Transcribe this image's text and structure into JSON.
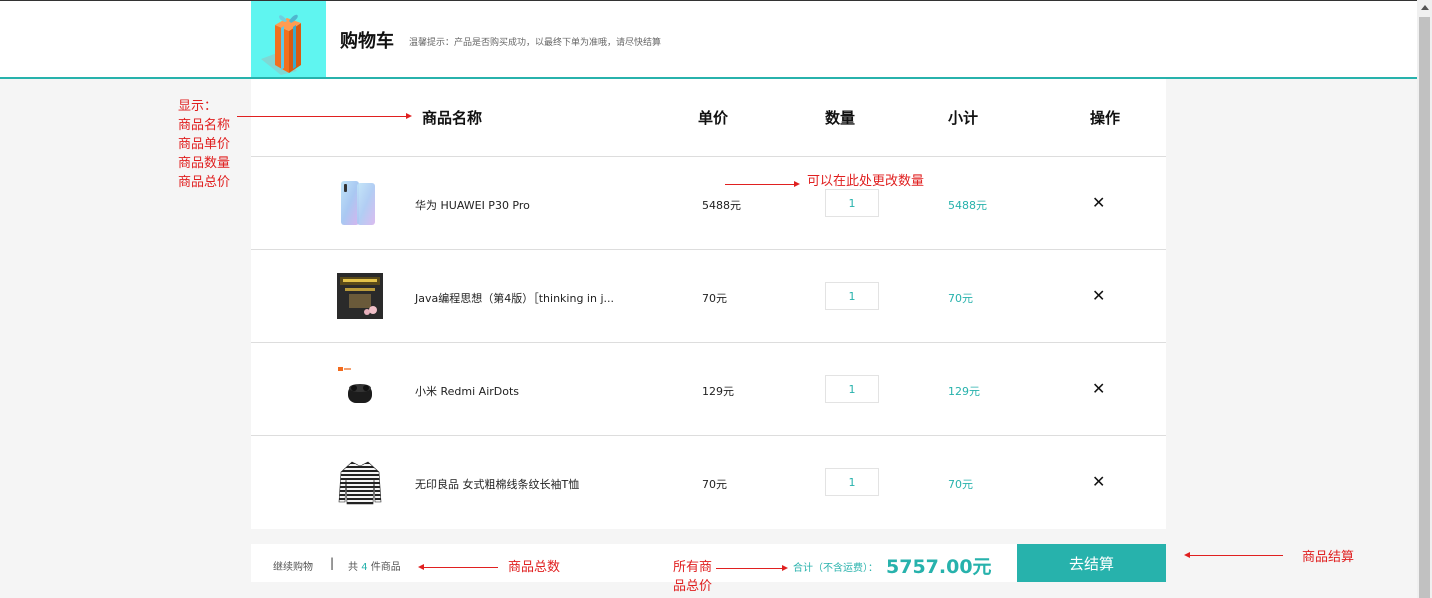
{
  "header": {
    "title": "购物车",
    "tip": "温馨提示：产品是否购买成功，以最终下单为准哦，请尽快结算"
  },
  "table": {
    "headers": {
      "name": "商品名称",
      "price": "单价",
      "quantity": "数量",
      "subtotal": "小计",
      "action": "操作"
    },
    "rows": [
      {
        "name": "华为 HUAWEI P30 Pro",
        "price": "5488元",
        "quantity": "1",
        "subtotal": "5488元",
        "delete": "✕"
      },
      {
        "name": "Java编程思想（第4版）［thinking in j...",
        "price": "70元",
        "quantity": "1",
        "subtotal": "70元",
        "delete": "✕"
      },
      {
        "name": "小米 Redmi AirDots",
        "price": "129元",
        "quantity": "1",
        "subtotal": "129元",
        "delete": "✕"
      },
      {
        "name": "无印良品 女式粗棉线条纹长袖T恤",
        "price": "70元",
        "quantity": "1",
        "subtotal": "70元",
        "delete": "✕"
      }
    ]
  },
  "footer": {
    "continue": "继续购物",
    "separator": "|",
    "count_prefix": "共",
    "count": "4",
    "count_suffix": "件商品",
    "total_label": "合计（不含运费）：",
    "total_value": "5757.00元",
    "checkout": "去结算"
  },
  "annotations": {
    "display": [
      "显示：",
      "商品名称",
      "商品单价",
      "商品数量",
      "商品总价"
    ],
    "change_qty": "可以在此处更改数量",
    "total_count": "商品总数",
    "total_price": [
      "所有商",
      "品总价"
    ],
    "checkout": "商品结算"
  },
  "colors": {
    "accent": "#27b2ac",
    "annotation": "#e02020",
    "logo_bg": "#5ff5f0"
  }
}
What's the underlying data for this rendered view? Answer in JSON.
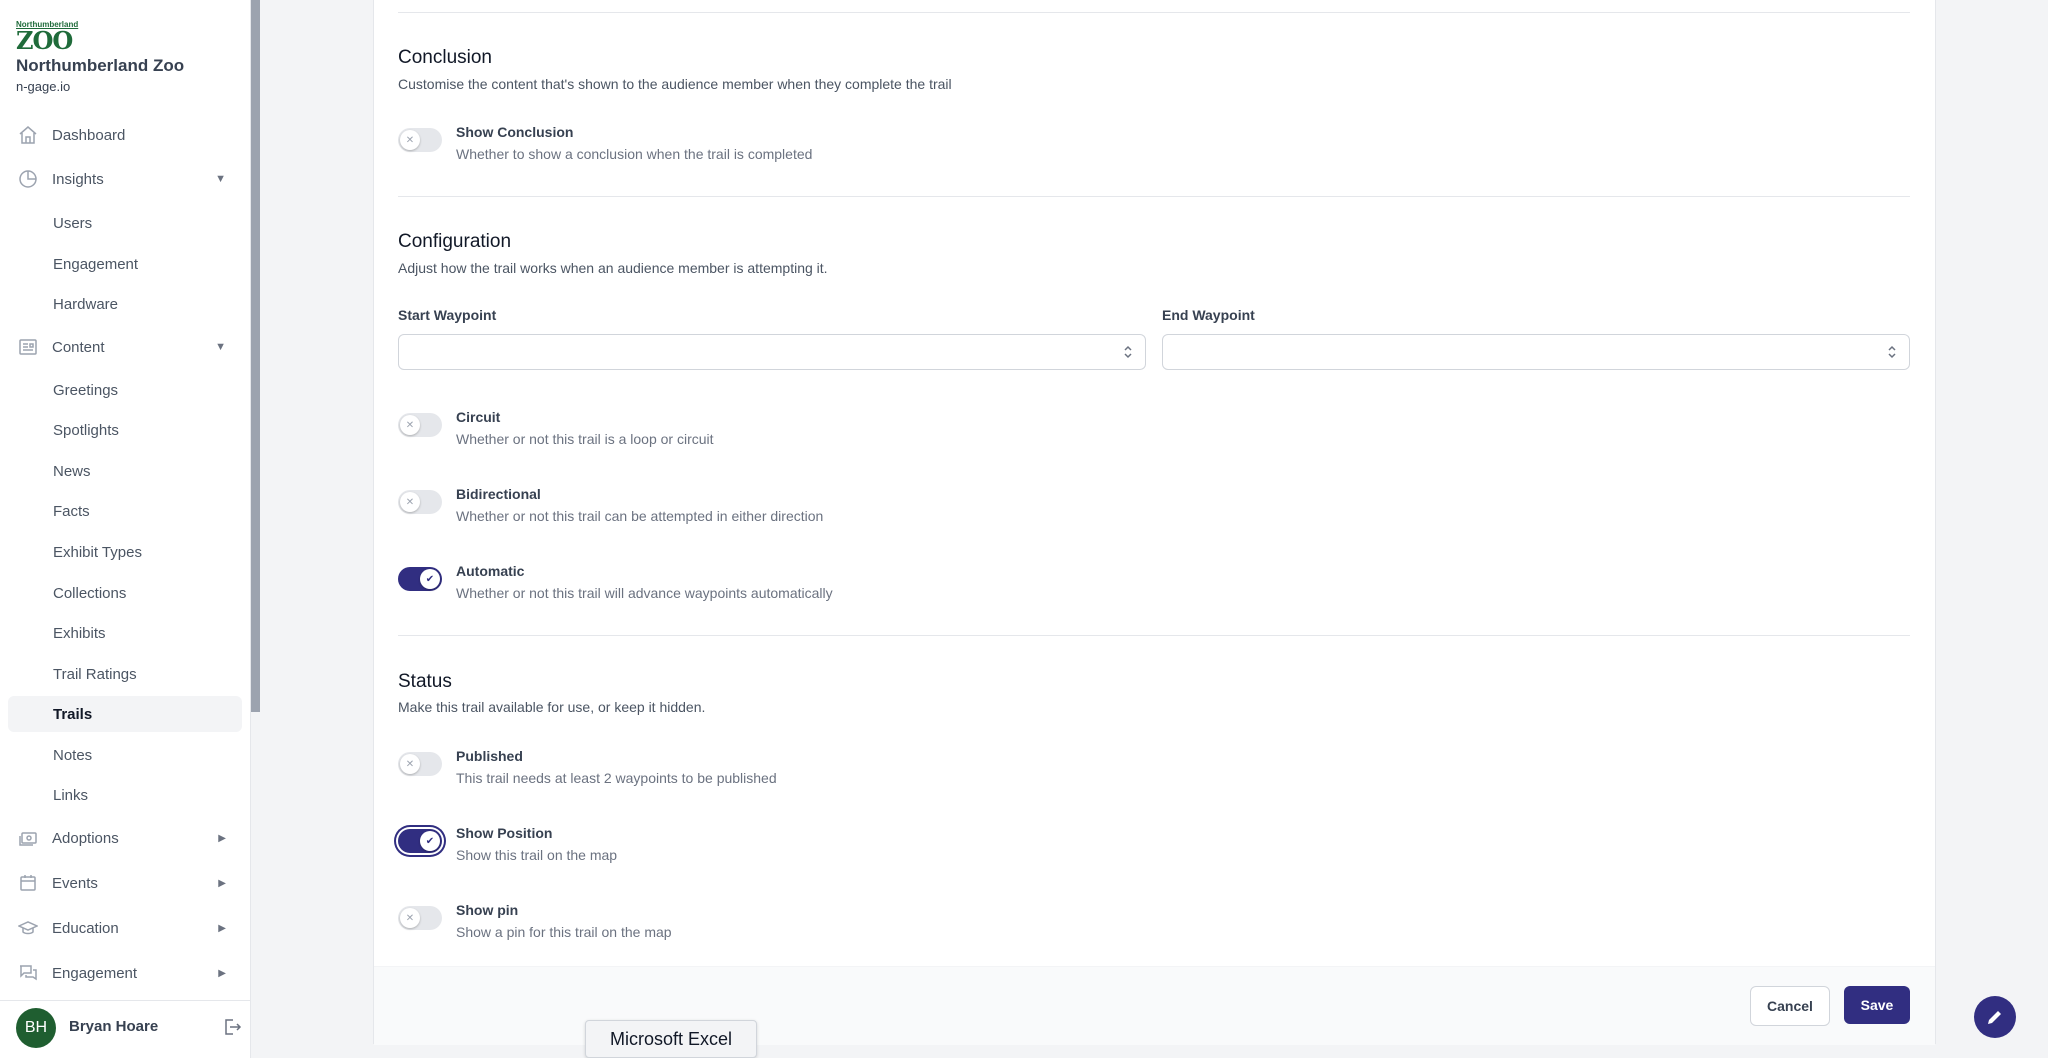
{
  "org": {
    "logo_top": "Northumberland",
    "logo_big": "ZOO",
    "name": "Northumberland Zoo",
    "domain": "n-gage.io"
  },
  "sidebar": {
    "dashboard": "Dashboard",
    "insights": "Insights",
    "insights_children": [
      "Users",
      "Engagement",
      "Hardware"
    ],
    "content": "Content",
    "content_children": [
      "Greetings",
      "Spotlights",
      "News",
      "Facts",
      "Exhibit Types",
      "Collections",
      "Exhibits",
      "Trail Ratings",
      "Trails",
      "Notes",
      "Links"
    ],
    "active": "Trails",
    "adoptions": "Adoptions",
    "events": "Events",
    "education": "Education",
    "engagement": "Engagement"
  },
  "user": {
    "initials": "BH",
    "name": "Bryan Hoare"
  },
  "conclusion": {
    "title": "Conclusion",
    "description": "Customise the content that's shown to the audience member when they complete the trail",
    "show_label": "Show Conclusion",
    "show_desc": "Whether to show a conclusion when the trail is completed",
    "show_on": false
  },
  "configuration": {
    "title": "Configuration",
    "description": "Adjust how the trail works when an audience member is attempting it.",
    "start_label": "Start Waypoint",
    "start_value": "",
    "end_label": "End Waypoint",
    "end_value": "",
    "circuit_label": "Circuit",
    "circuit_desc": "Whether or not this trail is a loop or circuit",
    "circuit_on": false,
    "bidi_label": "Bidirectional",
    "bidi_desc": "Whether or not this trail can be attempted in either direction",
    "bidi_on": false,
    "auto_label": "Automatic",
    "auto_desc": "Whether or not this trail will advance waypoints automatically",
    "auto_on": true
  },
  "status": {
    "title": "Status",
    "description": "Make this trail available for use, or keep it hidden.",
    "published_label": "Published",
    "published_desc": "This trail needs at least 2 waypoints to be published",
    "published_on": false,
    "position_label": "Show Position",
    "position_desc": "Show this trail on the map",
    "position_on": true,
    "pin_label": "Show pin",
    "pin_desc": "Show a pin for this trail on the map",
    "pin_on": false
  },
  "actions": {
    "cancel": "Cancel",
    "save": "Save"
  },
  "tooltip": "Microsoft Excel",
  "colors": {
    "accent": "#312e81",
    "logo_green": "#1f6b3a",
    "avatar_green": "#1f5e30"
  }
}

*DIRECTIONS FOR THIS TASK*
Can you restate all the records above word for word while dropping the pictures?

*WORKED ANSWER*
Transcribe this image's text and structure into JSON.
{
  "header": {
    "title": "购物车",
    "tip": "温馨提示：产品是否购买成功，以最终下单为准哦，请尽快结算"
  },
  "table": {
    "headers": {
      "name": "商品名称",
      "price": "单价",
      "quantity": "数量",
      "subtotal": "小计",
      "action": "操作"
    },
    "rows": [
      {
        "name": "华为 HUAWEI P30 Pro",
        "price": "5488元",
        "quantity": "1",
        "subtotal": "5488元",
        "delete": "✕"
      },
      {
        "name": "Java编程思想（第4版）［thinking in j...",
        "price": "70元",
        "quantity": "1",
        "subtotal": "70元",
        "delete": "✕"
      },
      {
        "name": "小米 Redmi AirDots",
        "price": "129元",
        "quantity": "1",
        "subtotal": "129元",
        "delete": "✕"
      },
      {
        "name": "无印良品 女式粗棉线条纹长袖T恤",
        "price": "70元",
        "quantity": "1",
        "subtotal": "70元",
        "delete": "✕"
      }
    ]
  },
  "footer": {
    "continue": "继续购物",
    "separator": "|",
    "count_prefix": "共",
    "count": "4",
    "count_suffix": "件商品",
    "total_label": "合计（不含运费）：",
    "total_value": "5757.00元",
    "checkout": "去结算"
  },
  "annotations": {
    "display": [
      "显示：",
      "商品名称",
      "商品单价",
      "商品数量",
      "商品总价"
    ],
    "change_qty": "可以在此处更改数量",
    "total_count": "商品总数",
    "total_price": [
      "所有商",
      "品总价"
    ],
    "checkout": "商品结算"
  },
  "colors": {
    "accent": "#27b2ac",
    "annotation": "#e02020",
    "logo_bg": "#5ff5f0"
  }
}
What's the underlying data for this rendered view? Answer in JSON.
{
  "org": {
    "logo_top": "Northumberland",
    "logo_big": "ZOO",
    "name": "Northumberland Zoo",
    "domain": "n-gage.io"
  },
  "sidebar": {
    "dashboard": "Dashboard",
    "insights": "Insights",
    "insights_children": [
      "Users",
      "Engagement",
      "Hardware"
    ],
    "content": "Content",
    "content_children": [
      "Greetings",
      "Spotlights",
      "News",
      "Facts",
      "Exhibit Types",
      "Collections",
      "Exhibits",
      "Trail Ratings",
      "Trails",
      "Notes",
      "Links"
    ],
    "active": "Trails",
    "adoptions": "Adoptions",
    "events": "Events",
    "education": "Education",
    "engagement": "Engagement"
  },
  "user": {
    "initials": "BH",
    "name": "Bryan Hoare"
  },
  "conclusion": {
    "title": "Conclusion",
    "description": "Customise the content that's shown to the audience member when they complete the trail",
    "show_label": "Show Conclusion",
    "show_desc": "Whether to show a conclusion when the trail is completed",
    "show_on": false
  },
  "configuration": {
    "title": "Configuration",
    "description": "Adjust how the trail works when an audience member is attempting it.",
    "start_label": "Start Waypoint",
    "start_value": "",
    "end_label": "End Waypoint",
    "end_value": "",
    "circuit_label": "Circuit",
    "circuit_desc": "Whether or not this trail is a loop or circuit",
    "circuit_on": false,
    "bidi_label": "Bidirectional",
    "bidi_desc": "Whether or not this trail can be attempted in either direction",
    "bidi_on": false,
    "auto_label": "Automatic",
    "auto_desc": "Whether or not this trail will advance waypoints automatically",
    "auto_on": true
  },
  "status": {
    "title": "Status",
    "description": "Make this trail available for use, or keep it hidden.",
    "published_label": "Published",
    "published_desc": "This trail needs at least 2 waypoints to be published",
    "published_on": false,
    "position_label": "Show Position",
    "position_desc": "Show this trail on the map",
    "position_on": true,
    "pin_label": "Show pin",
    "pin_desc": "Show a pin for this trail on the map",
    "pin_on": false
  },
  "actions": {
    "cancel": "Cancel",
    "save": "Save"
  },
  "tooltip": "Microsoft Excel",
  "colors": {
    "accent": "#312e81",
    "logo_green": "#1f6b3a",
    "avatar_green": "#1f5e30"
  }
}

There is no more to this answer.